(Extracted records)
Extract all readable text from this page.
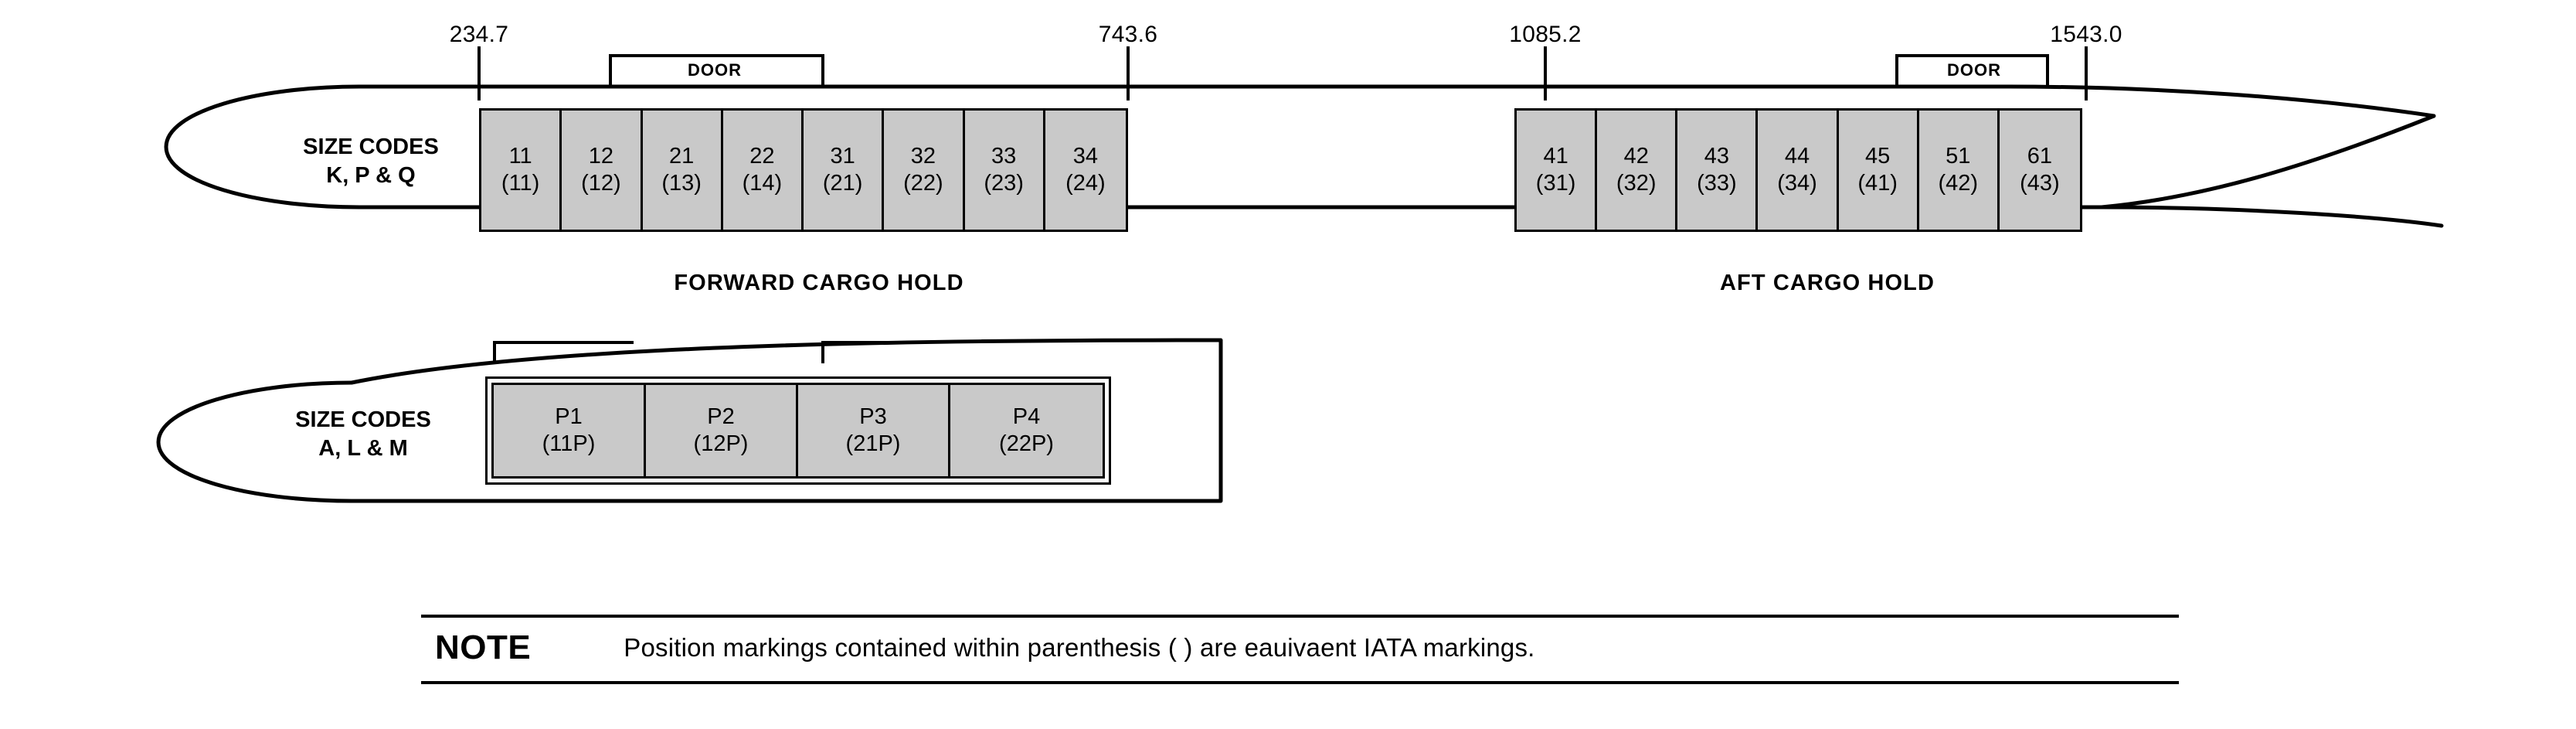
234.7	743.6	1085.2	1543.0
DOOR	DOOR
SIZE CODES
K, P & Q
11
(11)
12
(12)
21
(13)
22
(14)
31
(21)
32
(22)
33
(23)
34
(24)
FORWARD CARGO HOLD
41
(31)
42
(32)
43
(33)
44
(34)
45
(41)
51
(42)
61
(43)
AFT CARGO HOLD
SIZE CODES
A, L & M
P1
(11P)
P2
(12P)
P3
(21P)
P4
(22P)
NOTE	Position markings contained within parenthesis ( ) are eauivaent IATA markings.
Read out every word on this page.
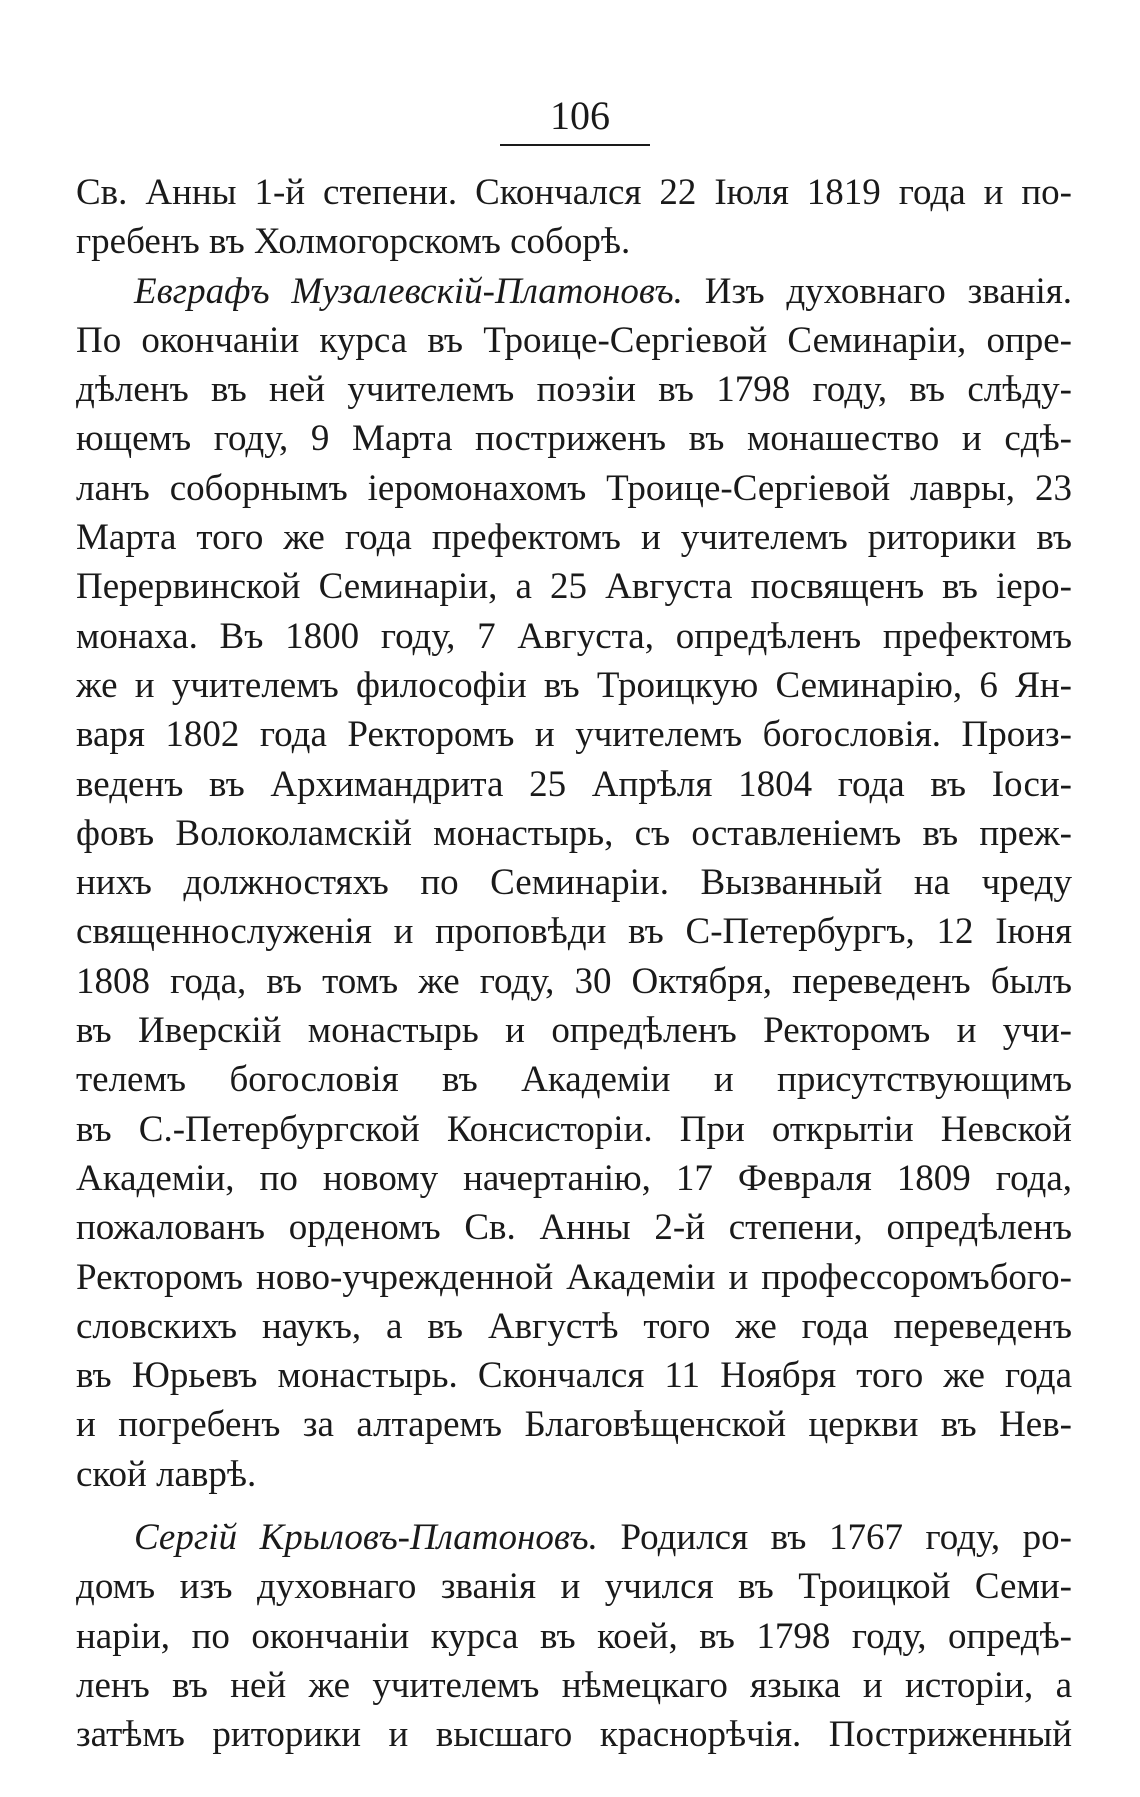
106
Св. Анны 1-й степени. Скончался 22 Іюля 1819 года и по-
гребенъ въ Холмогорскомъ соборѣ.
Евграфъ Музалевскій-Платоновъ. Изъ духовнаго званія.
По окончаніи курса въ Троице-Сергіевой Семинаріи, опре-
дѣленъ въ ней учителемъ поэзіи въ 1798 году, въ слѣду-
ющемъ году, 9 Марта постриженъ въ монашество и сдѣ-
ланъ соборнымъ іеромонахомъ Троице-Сергіевой лавры, 23
Марта того же года префектомъ и учителемъ риторики въ
Перервинской Семинаріи, а 25 Августа посвященъ въ іеро-
монаха. Въ 1800 году, 7 Августа, опредѣленъ префектомъ
же и учителемъ философіи въ Троицкую Семинарію, 6 Ян-
варя 1802 года Ректоромъ и учителемъ богословія. Произ-
веденъ въ Архимандрита 25 Апрѣля 1804 года въ Іоси-
фовъ Волоколамскій монастырь, съ оставленіемъ въ преж-
нихъ должностяхъ по Семинаріи. Вызванный на чреду
священнослуженія и проповѣди въ С-Петербургъ, 12 Іюня
1808 года, въ томъ же году, 30 Октября, переведенъ былъ
въ Иверскій монастырь и опредѣленъ Ректоромъ и учи-
телемъ богословія въ Академіи и присутствующимъ
въ С.-Петербургской Консисторіи. При открытіи Невской
Академіи, по новому начертанію, 17 Февраля 1809 года,
пожалованъ орденомъ Св. Анны 2-й степени, опредѣленъ
Ректоромъ ново-учрежденной Академіи и профессоромъбого-
словскихъ наукъ, а въ Августѣ того же года переведенъ
въ Юрьевъ монастырь. Скончался 11 Ноября того же года
и погребенъ за алтаремъ Благовѣщенской церкви въ Нев-
ской лаврѣ.
Сергій Крыловъ-Платоновъ. Родился въ 1767 году, ро-
домъ изъ духовнаго званія и учился въ Троицкой Семи-
наріи, по окончаніи курса въ коей, въ 1798 году, опредѣ-
ленъ въ ней же учителемъ нѣмецкаго языка и исторіи, а
затѣмъ риторики и высшаго краснорѣчія. Постриженный
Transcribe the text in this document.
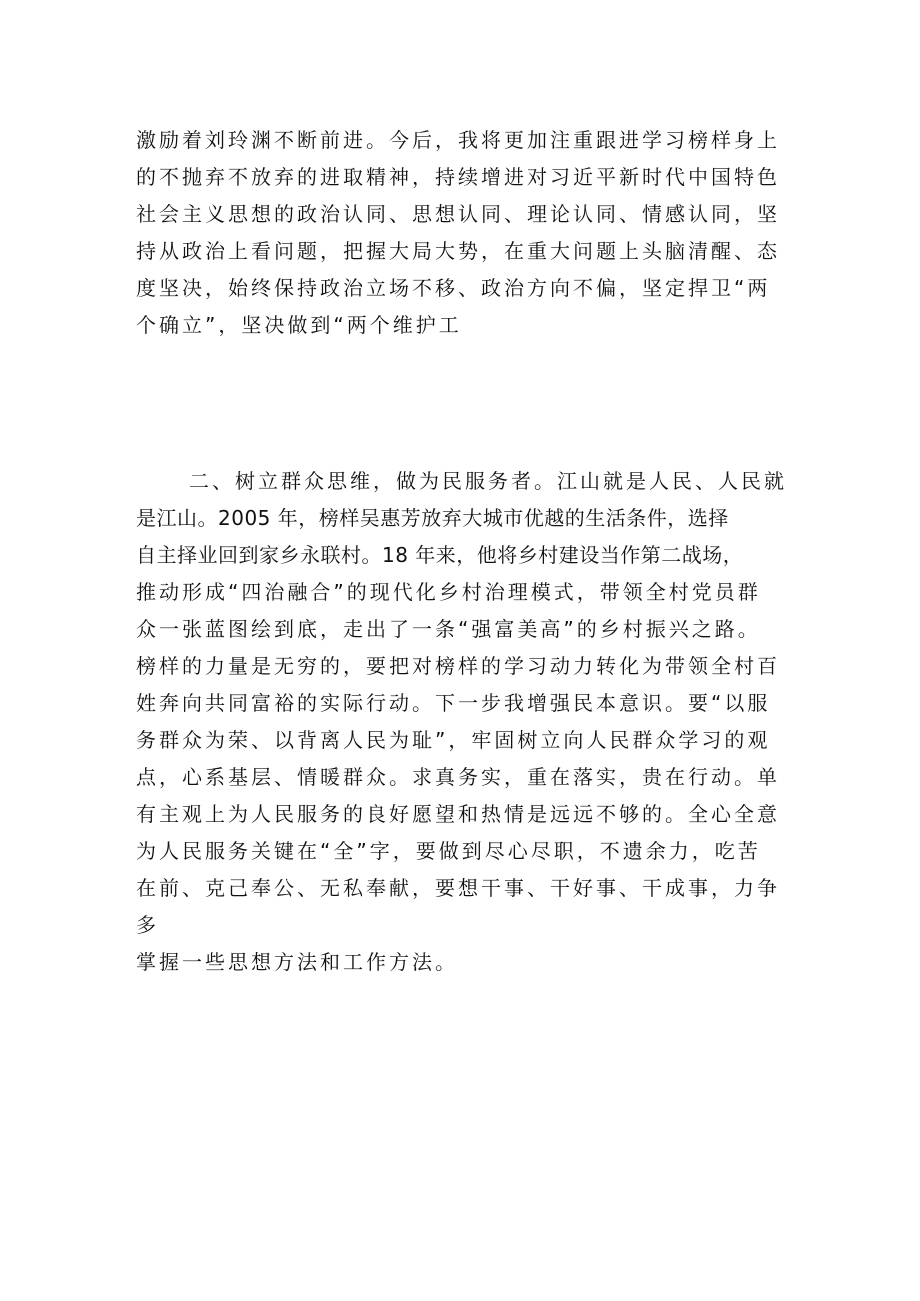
激励着刘玲渊不断前进。今后，我将更加注重跟进学习榜样身上
的不抛弃不放弃的进取精神，持续增进对习近平新时代中国特色
社会主义思想的政治认同、思想认同、理论认同、情感认同，坚
持从政治上看问题，把握大局大势，在重大问题上头脑清醒、态
度坚决，始终保持政治立场不移、政治方向不偏，坚定捍卫“两
个确立”，坚决做到“两个维护工
二、树立群众思维，做为民服务者。江山就是人民、人民就
是江山。2005 年，榜样吴惠芳放弃大城市优越的生活条件，选择
自主择业回到家乡永联村。18 年来，他将乡村建设当作第二战场，
推动形成“四治融合”的现代化乡村治理模式，带领全村党员群
众一张蓝图绘到底，走出了一条“强富美高”的乡村振兴之路。
榜样的力量是无穷的，要把对榜样的学习动力转化为带领全村百
姓奔向共同富裕的实际行动。下一步我增强民本意识。要“以服
务群众为荣、以背离人民为耻”，牢固树立向人民群众学习的观
点，心系基层、情暖群众。求真务实，重在落实，贵在行动。单
有主观上为人民服务的良好愿望和热情是远远不够的。全心全意
为人民服务关键在“全”字，要做到尽心尽职，不遗余力，吃苦
在前、克己奉公、无私奉献，要想干事、干好事、干成事，力争
多
掌握一些思想方法和工作方法。
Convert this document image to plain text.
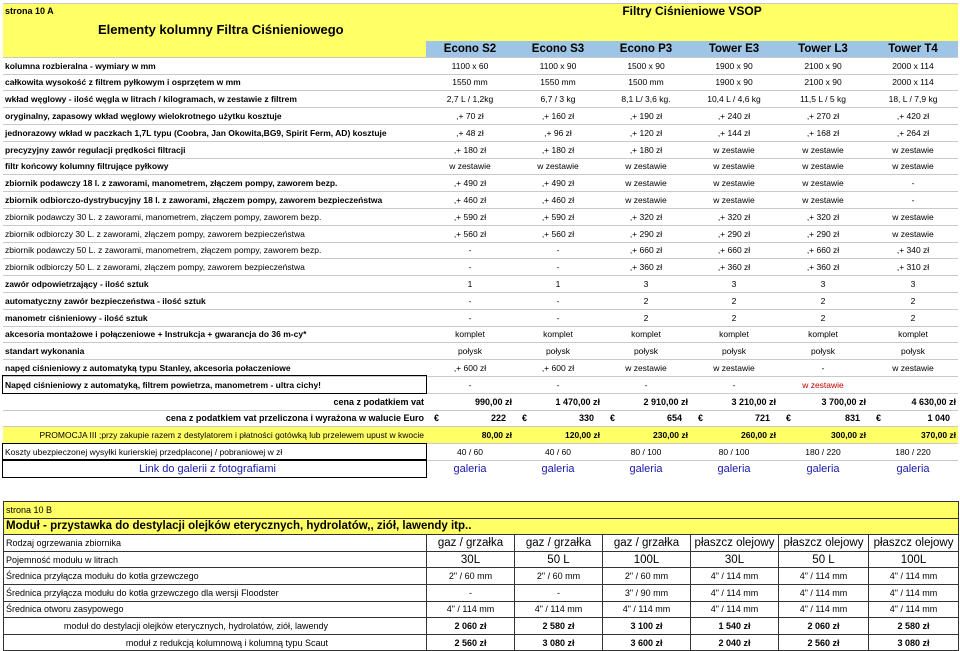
strona 10 A	Filtry Ciśnieniowe VSOP					
Elementy kolumny Filtra Ciśnieniowego						
	Econo S2	Econo S3	Econo P3	Tower E3	Tower L3	Tower T4
kolumna rozbieralna - wymiary w mm	1100 x 60	1100 x 90	1500 x 90	1900 x 90	2100 x 90	2000 x 114
całkowita wysokość z filtrem pyłkowym i osprzętem w mm	1550 mm	1550 mm	1500 mm	1900 x 90	2100 x 90	2000 x 114
wkład węglowy - ilość węgla w litrach / kilogramach, w zestawie z filtrem	2,7 L / 1,2kg	6,7 / 3 kg	8,1 L/ 3,6 kg.	10,4 L / 4,6 kg	11,5 L / 5 kg	18, L / 7,9 kg
oryginalny, zapasowy wkład węglowy wielokrotnego użytku kosztuje	,+ 70 zł	,+ 160 zł	,+ 190 zł	,+ 240 zł	,+ 270 zł	,+ 420 zł
jednorazowy wkład w paczkach 1,7L typu (Coobra, Jan Okowita,BG9, Spirit Ferm, AD) kosztuje	,+ 48 zł	,+ 96 zł	,+ 120 zł	,+ 144 zł	,+ 168 zł	,+ 264 zł
precyzyjny zawór regulacji prędkości filtracji	,+ 180 zł	,+ 180 zł	,+ 180 zł	w zestawie	w zestawie	w zestawie
filtr końcowy kolumny filtrujące pyłkowy	w zestawie	w zestawie	w zestawie	w zestawie	w zestawie	w zestawie
zbiornik podawczy 18 l. z zaworami, manometrem, złączem pompy, zaworem bezp.	,+ 490 zł	,+ 490 zł	w zestawie	w zestawie	w zestawie	-
zbiornik odbiorczo-dystrybucyjny 18 l. z zaworami, złączem pompy, zaworem bezpieczeństwa	,+ 460 zł	,+ 460 zł	w zestawie	w zestawie	w zestawie	-
zbiornik podawczy 30 L. z zaworami, manometrem, złączem pompy, zaworem bezp.	,+ 590 zł	,+ 590 zł	,+ 320 zł	,+ 320 zł	,+ 320 zł	w zestawie
zbiornik odbiorczy 30 L. z zaworami, złączem pompy, zaworem bezpieczeństwa	,+ 560 zł	,+ 560 zł	,+ 290 zł	,+ 290 zł	,+ 290 zł	w zestawie
zbiornik podawczy 50 L. z zaworami, manometrem, złączem pompy, zaworem bezp.	-	-	,+ 660 zł	,+ 660 zł	,+ 660 zł	,+ 340 zł
zbiornik odbiorczy 50 L. z zaworami, złączem pompy, zaworem bezpieczeństwa	-	-	,+ 360 zł	,+ 360 zł	,+ 360 zł	,+ 310 zł
zawór odpowietrzający - ilość sztuk	1	1	3	3	3	3
automatyczny zawór bezpieczeństwa - ilość sztuk	-	-	2	2	2	2
manometr ciśnieniowy - ilość sztuk	-	-	2	2	2	2
akcesoria montażowe i połączeniowe + Instrukcja + gwarancja do 36 m-cy*	komplet	komplet	komplet	komplet	komplet	komplet
standart wykonania	połysk	połysk	połysk	połysk	połysk	połysk
napęd ciśnieniowy z automatyką typu Stanley, akcesoria połaczeniowe	,+ 600 zł	,+ 600 zł	w zestawie	w zestawie	-	w zestawie
Napęd ciśnieniowy z automatyką, filtrem powietrza, manometrem - ultra cichy!	-	-	-	-	w zestawie	
cena z podatkiem vat	990,00 zł	1 470,00 zł	2 910,00 zł	3 210,00 zł	3 700,00 zł	4 630,00 zł
cena z podatkiem vat przeliczona i wyrażona w walucie Euro	€ 222	€ 330	€ 654	€ 721	€ 831	€ 1 040

PROMOCJA III ;przy zakupie razem z destylatorem i płatności gotówką lub przelewem upust w kwocie	80,00 zł	120,00 zł	230,00 zł	260,00 zł	300,00 zł	370,00 zł
Koszty ubezpieczonej wysyłki kurierskiej przedpłaconej / pobraniowej w zł	40 / 60	40 / 60	80 / 100	80 / 100	180 / 220	180 / 220
Link do galerii z fotografiami	galeria	galeria	galeria	galeria	galeria	galeria
strona 10 B						
Moduł - przystawka do destylacji olejków eterycznych, hydrolatów,, ziół, lawendy itp..						
Rodzaj ogrzewania zbiornika	gaz / grzałka	gaz / grzałka	gaz / grzałka	płaszcz olejowy	płaszcz olejowy	płaszcz olejowy
Pojemność modułu w litrach	30L	50 L	100L	30L	50 L	100L
Średnica przyłącza modułu do kotła grzewczego	2" / 60 mm	2" / 60 mm	2" / 60 mm	4" / 114 mm	4" / 114 mm	4" / 114 mm
Średnica przyłącza modułu do kotła grzewczego dla wersji Floodster	-	-	3" / 90 mm	4" / 114 mm	4" / 114 mm	4" / 114 mm
Średnica otworu zasypowego	4" / 114 mm	4" / 114 mm	4" / 114 mm	4" / 114 mm	4" / 114 mm	4" / 114 mm
moduł do destylacji olejków eterycznych, hydrolatów, ziół, lawendy	2 060 zł	2 580 zł	3 100 zł	1 540 zł	2 060 zł	2 580 zł
moduł z redukcją kolumnową i kolumną typu Scaut	2 560 zł	3 080 zł	3 600 zł	2 040 zł	2 560 zł	3 080 zł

▶ [Stated goal]
How many lines of these entries contain "this"? Answer with the number and nothing else.

▶ [Finished answer]
4